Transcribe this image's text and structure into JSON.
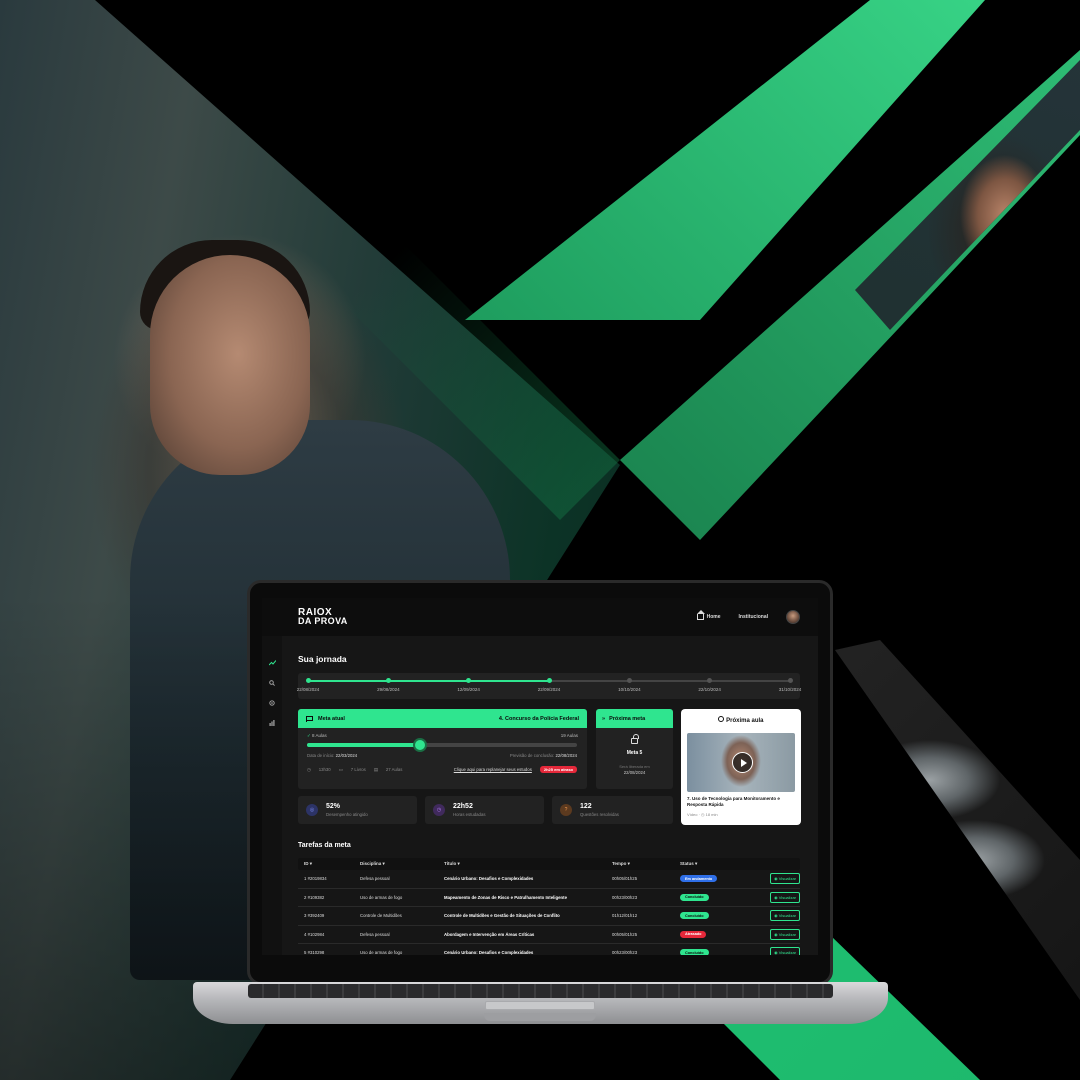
{
  "brand": {
    "line1": "RAIOX",
    "line2": "DA PROVA"
  },
  "nav": {
    "home": "Home",
    "institutional": "Institucional"
  },
  "sidebar": {
    "icons": [
      "trend-icon",
      "search-icon",
      "settings-icon",
      "chart-icon"
    ]
  },
  "journey": {
    "title": "Sua jornada",
    "progress_fraction": 0.5,
    "dates": [
      "22/08/2024",
      "29/08/2024",
      "12/09/2024",
      "22/09/2024",
      "10/10/2024",
      "22/10/2024",
      "31/10/2024"
    ],
    "completed_points": 4
  },
  "current_goal": {
    "label": "Meta atual",
    "contest": "4. Concurso da Polícia Federal",
    "done_lessons": "8 Aulas",
    "total_lessons": "19 Aulas",
    "progress_percent": 42,
    "start_label": "Data de início:",
    "start_date": "22/03/2024",
    "forecast_label": "Previsão de conclusão:",
    "forecast_date": "22/08/2024",
    "hours": "13h30",
    "lectures": "7 Livros",
    "classes": "27 Aulas",
    "replan_link": "Clique aqui para replanejar seus estudos",
    "late_badge": "2h25 em atraso"
  },
  "next_goal": {
    "label": "Próxima meta",
    "name": "Meta 5",
    "unlock_text": "Será liberada em",
    "unlock_date": "22/08/2024"
  },
  "next_lesson": {
    "label": "Próxima aula",
    "title": "7. Uso de Tecnologia para Monitoramento e Resposta Rápida",
    "type": "Vídeo",
    "duration": "18 min"
  },
  "stats": [
    {
      "value": "52%",
      "label": "Desempenho atingido",
      "icon": "target-icon",
      "color": "#5b6fe8"
    },
    {
      "value": "22h52",
      "label": "Horas estudadas",
      "icon": "clock-icon",
      "color": "#a45be8"
    },
    {
      "value": "122",
      "label": "Questões resolvidas",
      "icon": "questions-icon",
      "color": "#e8812f"
    }
  ],
  "tasks": {
    "title": "Tarefas da meta",
    "headers": {
      "id": "ID",
      "discipline": "Disciplina",
      "title": "Título",
      "time": "Tempo",
      "status": "Status"
    },
    "view_label": "Visualizar",
    "rows": [
      {
        "id": "1 #2019834",
        "discipline": "Defesa pessoal",
        "title": "Cenário Urbano: Desafios e Complexidades",
        "time": "00h05/01h25",
        "status": "Em andamento",
        "status_color": "#2f6fe8"
      },
      {
        "id": "2 #109382",
        "discipline": "Uso de armas de fogo",
        "title": "Mapeamento de Zonas de Risco e Patrulhamento Inteligente",
        "time": "00h23/00h23",
        "status": "Concluído",
        "status_color": "#2fe58f"
      },
      {
        "id": "3 #392409",
        "discipline": "Controle de Multidões",
        "title": "Controle de Multidões e Gestão de Situações de Conflito",
        "time": "01h12/01h12",
        "status": "Concluído",
        "status_color": "#2fe58f"
      },
      {
        "id": "4 #102984",
        "discipline": "Defesa pessoal",
        "title": "Abordagem e Intervenção em Áreas Críticas",
        "time": "00h05/01h25",
        "status": "Atrasado",
        "status_color": "#e5283a"
      },
      {
        "id": "5 #310298",
        "discipline": "Uso de armas de fogo",
        "title": "Cenário Urbano: Desafios e Complexidades",
        "time": "00h23/00h23",
        "status": "Concluído",
        "status_color": "#2fe58f"
      }
    ]
  },
  "colors": {
    "accent": "#2fe58f",
    "danger": "#e5283a",
    "panel": "#222222",
    "background": "#161616"
  }
}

————

**CHALLENGE**
Leave the pictures out and reproduce all of the records exactly.

**SOLVED EXERCISE**
Transcribe this image's text and structure into JSON.
{
  "brand": {
    "line1": "RAIOX",
    "line2": "DA PROVA"
  },
  "nav": {
    "home": "Home",
    "institutional": "Institucional"
  },
  "sidebar": {
    "icons": [
      "trend-icon",
      "search-icon",
      "settings-icon",
      "chart-icon"
    ]
  },
  "journey": {
    "title": "Sua jornada",
    "progress_fraction": 0.5,
    "dates": [
      "22/08/2024",
      "29/08/2024",
      "12/09/2024",
      "22/09/2024",
      "10/10/2024",
      "22/10/2024",
      "31/10/2024"
    ],
    "completed_points": 4
  },
  "current_goal": {
    "label": "Meta atual",
    "contest": "4. Concurso da Polícia Federal",
    "done_lessons": "8 Aulas",
    "total_lessons": "19 Aulas",
    "progress_percent": 42,
    "start_label": "Data de início:",
    "start_date": "22/03/2024",
    "forecast_label": "Previsão de conclusão:",
    "forecast_date": "22/08/2024",
    "hours": "13h30",
    "lectures": "7 Livros",
    "classes": "27 Aulas",
    "replan_link": "Clique aqui para replanejar seus estudos",
    "late_badge": "2h25 em atraso"
  },
  "next_goal": {
    "label": "Próxima meta",
    "name": "Meta 5",
    "unlock_text": "Será liberada em",
    "unlock_date": "22/08/2024"
  },
  "next_lesson": {
    "label": "Próxima aula",
    "title": "7. Uso de Tecnologia para Monitoramento e Resposta Rápida",
    "type": "Vídeo",
    "duration": "18 min"
  },
  "stats": [
    {
      "value": "52%",
      "label": "Desempenho atingido",
      "icon": "target-icon",
      "color": "#5b6fe8"
    },
    {
      "value": "22h52",
      "label": "Horas estudadas",
      "icon": "clock-icon",
      "color": "#a45be8"
    },
    {
      "value": "122",
      "label": "Questões resolvidas",
      "icon": "questions-icon",
      "color": "#e8812f"
    }
  ],
  "tasks": {
    "title": "Tarefas da meta",
    "headers": {
      "id": "ID",
      "discipline": "Disciplina",
      "title": "Título",
      "time": "Tempo",
      "status": "Status"
    },
    "view_label": "Visualizar",
    "rows": [
      {
        "id": "1 #2019834",
        "discipline": "Defesa pessoal",
        "title": "Cenário Urbano: Desafios e Complexidades",
        "time": "00h05/01h25",
        "status": "Em andamento",
        "status_color": "#2f6fe8"
      },
      {
        "id": "2 #109382",
        "discipline": "Uso de armas de fogo",
        "title": "Mapeamento de Zonas de Risco e Patrulhamento Inteligente",
        "time": "00h23/00h23",
        "status": "Concluído",
        "status_color": "#2fe58f"
      },
      {
        "id": "3 #392409",
        "discipline": "Controle de Multidões",
        "title": "Controle de Multidões e Gestão de Situações de Conflito",
        "time": "01h12/01h12",
        "status": "Concluído",
        "status_color": "#2fe58f"
      },
      {
        "id": "4 #102984",
        "discipline": "Defesa pessoal",
        "title": "Abordagem e Intervenção em Áreas Críticas",
        "time": "00h05/01h25",
        "status": "Atrasado",
        "status_color": "#e5283a"
      },
      {
        "id": "5 #310298",
        "discipline": "Uso de armas de fogo",
        "title": "Cenário Urbano: Desafios e Complexidades",
        "time": "00h23/00h23",
        "status": "Concluído",
        "status_color": "#2fe58f"
      }
    ]
  },
  "colors": {
    "accent": "#2fe58f",
    "danger": "#e5283a",
    "panel": "#222222",
    "background": "#161616"
  }
}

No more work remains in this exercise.